-------- Page extract --------

By JohnThomas Didymus     Jun 5, 2012 in World
Lagos - As investigations into the cause of the air crash at Iju-Ishaga begin, analysts are saying that neglect and flouting of regulations while regulators look the other way is the major cause of Nigeria's long history of catastrophic crashes.
The commercial airliner that crashed at Iju-Ishaga, a crowded area of the Lagos metropolis, plowed into business premises and private residential buildings before exploding in a ball of flames, killing all 153 people on board and an undetermined number of people on the ground.
The Christian Science Monitor reports this is the worst plane crash incident in the country since September 1992, when a military transport plane crashed and killed about 163 Army personnel and the crew, soon after it took off from Lagos .

-------- Given data --------

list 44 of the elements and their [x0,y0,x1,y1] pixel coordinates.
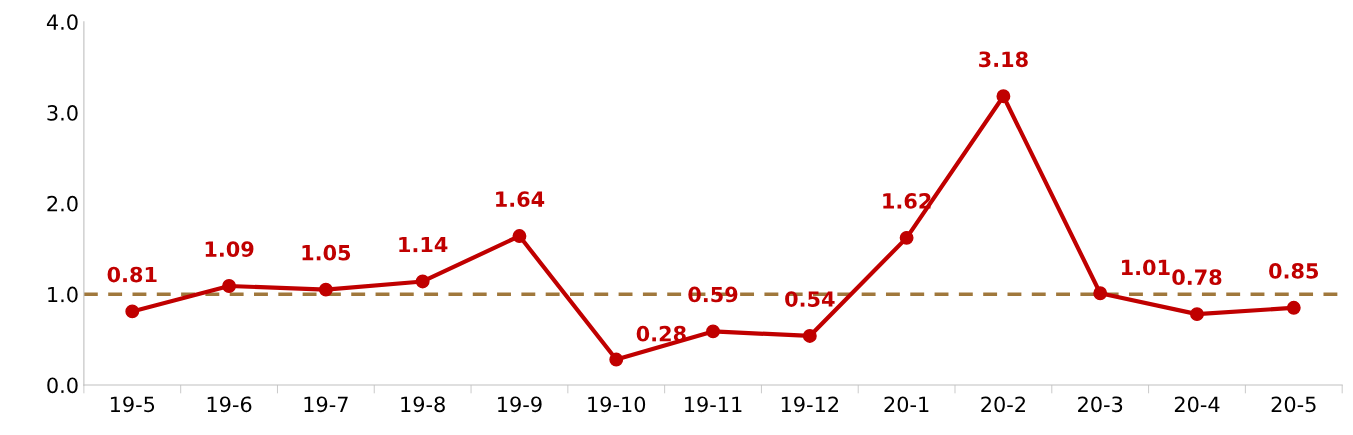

--------

Aim:
Please decide whether each statement below agrees with the Lagos air crash report, answering yes or no and quoting the words of the report that settle it. 1. Everyone on board the plane that crashed at Iju-Ishaga was killed. 2. The 1992 crash involved a commercial airliner. 3. The Iju-Ishaga crash happened in a sparsely populated part of Lagos.

Correct response:
1. Yes: "killing all 153 people on board"
2. No: "a military transport plane crashed"
3. No: "a crowded area of the Lagos metropolis"